__What you have to do__: Without the pictures, set down the records below word for word.

(Extracted data entries)
╔══

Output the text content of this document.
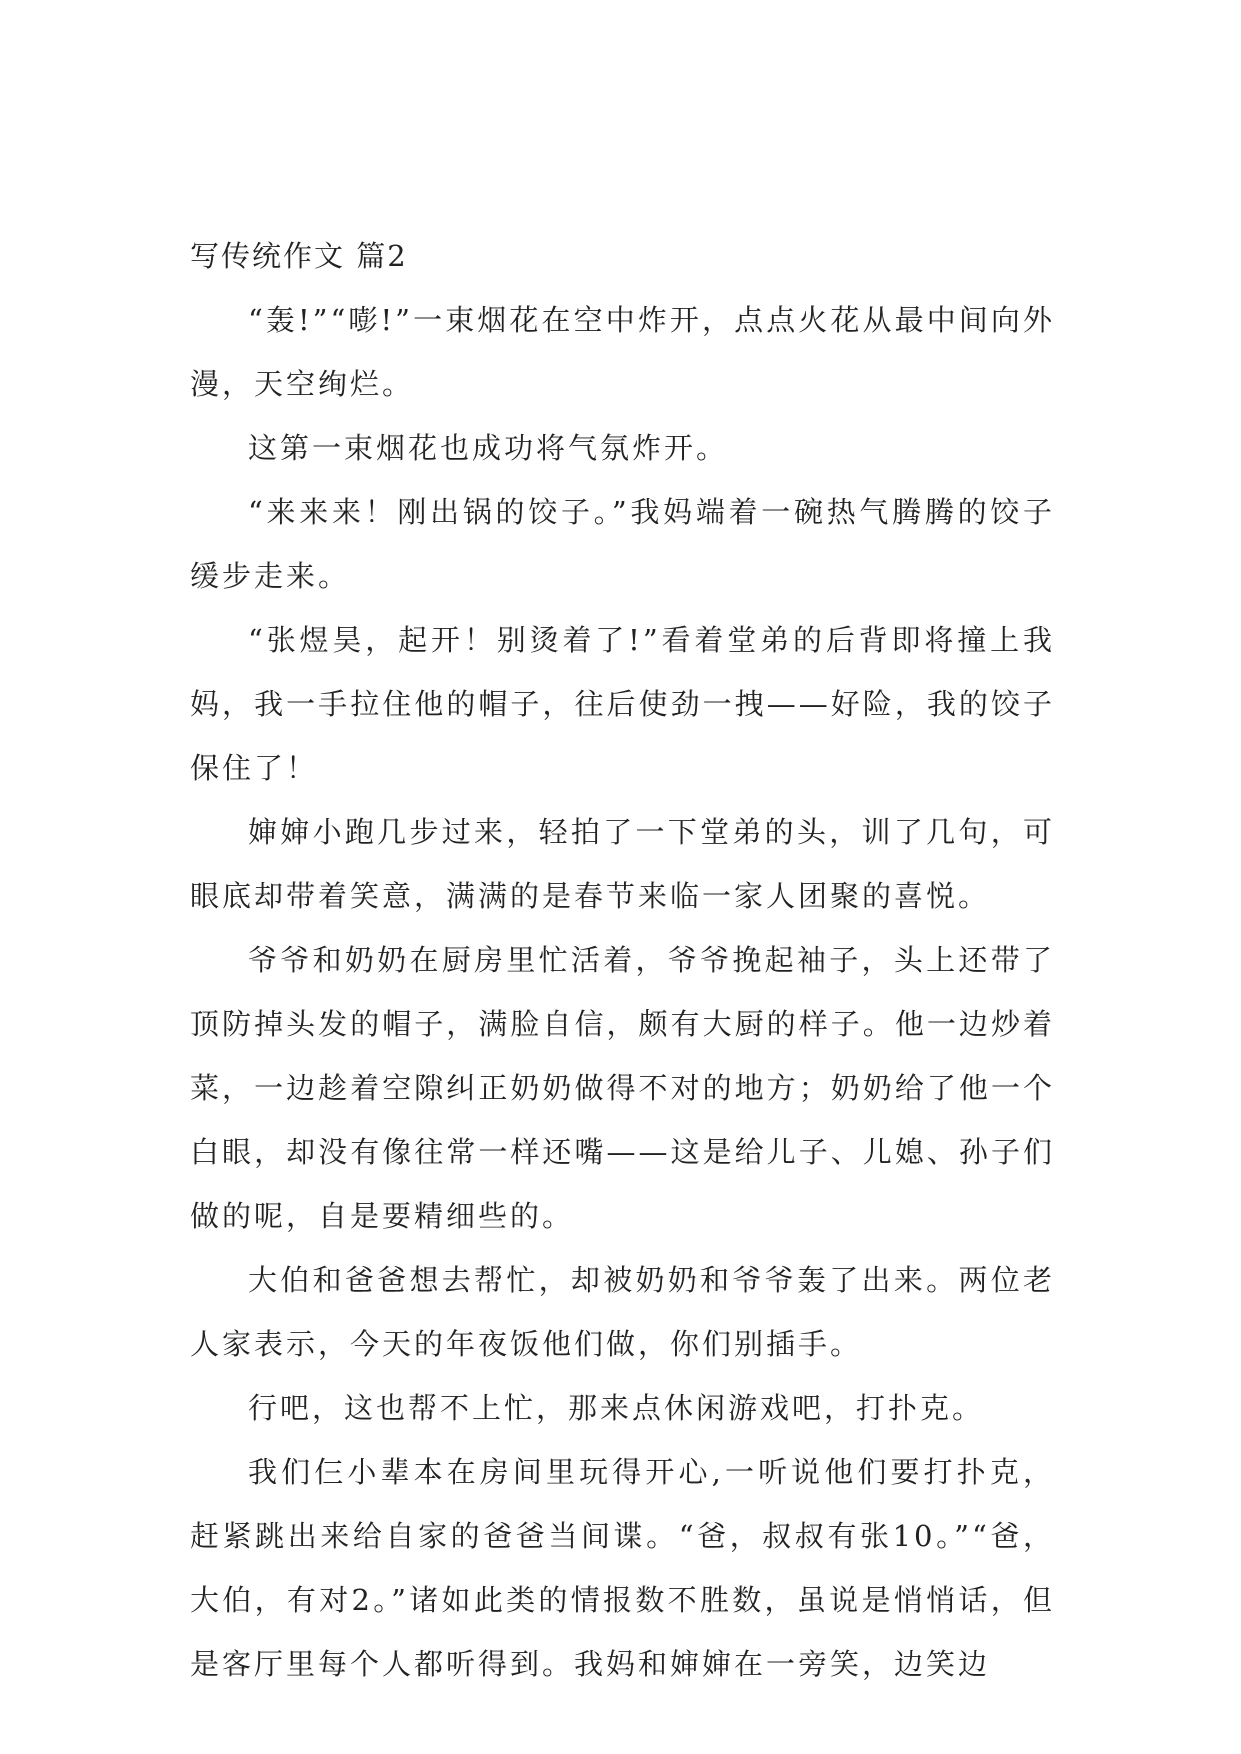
写传统作文 篇2

“轰!”“嘭!”一束烟花在空中炸开，点点火花从最中间向外漫，天空绚烂。

这第一束烟花也成功将气氛炸开。

“来来来！刚出锅的饺子。”我妈端着一碗热气腾腾的饺子缓步走来。

“张煜昊，起开！别烫着了!”看着堂弟的后背即将撞上我妈，我一手拉住他的帽子，往后使劲一拽——好险，我的饺子保住了！

婶婶小跑几步过来，轻拍了一下堂弟的头，训了几句，可眼底却带着笑意，满满的是春节来临一家人团聚的喜悦。

爷爷和奶奶在厨房里忙活着，爷爷挽起袖子，头上还带了顶防掉头发的帽子，满脸自信，颇有大厨的样子。他一边炒着菜，一边趁着空隙纠正奶奶做得不对的地方；奶奶给了他一个白眼，却没有像往常一样还嘴——这是给儿子、儿媳、孙子们做的呢，自是要精细些的。

大伯和爸爸想去帮忙，却被奶奶和爷爷轰了出来。两位老人家表示，今天的年夜饭他们做，你们别插手。

行吧，这也帮不上忙，那来点休闲游戏吧，打扑克。

我们仨小辈本在房间里玩得开心,一听说他们要打扑克，赶紧跳出来给自家的爸爸当间谍。“爸，叔叔有张10。”“爸，大伯，有对2。”诸如此类的情报数不胜数，虽说是悄悄话，但是客厅里每个人都听得到。我妈和婶婶在一旁笑，边笑边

╚══

__Task solution__:
Output the text content of this document.
写传统作文 篇2

“轰!”“嘭!”一束烟花在空中炸开，点点火花从最中间向外漫，天空绚烂。

这第一束烟花也成功将气氛炸开。

“来来来！刚出锅的饺子。”我妈端着一碗热气腾腾的饺子缓步走来。

“张煜昊，起开！别烫着了!”看着堂弟的后背即将撞上我妈，我一手拉住他的帽子，往后使劲一拽——好险，我的饺子保住了！

婶婶小跑几步过来，轻拍了一下堂弟的头，训了几句，可眼底却带着笑意，满满的是春节来临一家人团聚的喜悦。

爷爷和奶奶在厨房里忙活着，爷爷挽起袖子，头上还带了顶防掉头发的帽子，满脸自信，颇有大厨的样子。他一边炒着菜，一边趁着空隙纠正奶奶做得不对的地方；奶奶给了他一个白眼，却没有像往常一样还嘴——这是给儿子、儿媳、孙子们做的呢，自是要精细些的。

大伯和爸爸想去帮忙，却被奶奶和爷爷轰了出来。两位老人家表示，今天的年夜饭他们做，你们别插手。

行吧，这也帮不上忙，那来点休闲游戏吧，打扑克。

我们仨小辈本在房间里玩得开心,一听说他们要打扑克，赶紧跳出来给自家的爸爸当间谍。“爸，叔叔有张10。”“爸，大伯，有对2。”诸如此类的情报数不胜数，虽说是悄悄话，但是客厅里每个人都听得到。我妈和婶婶在一旁笑，边笑边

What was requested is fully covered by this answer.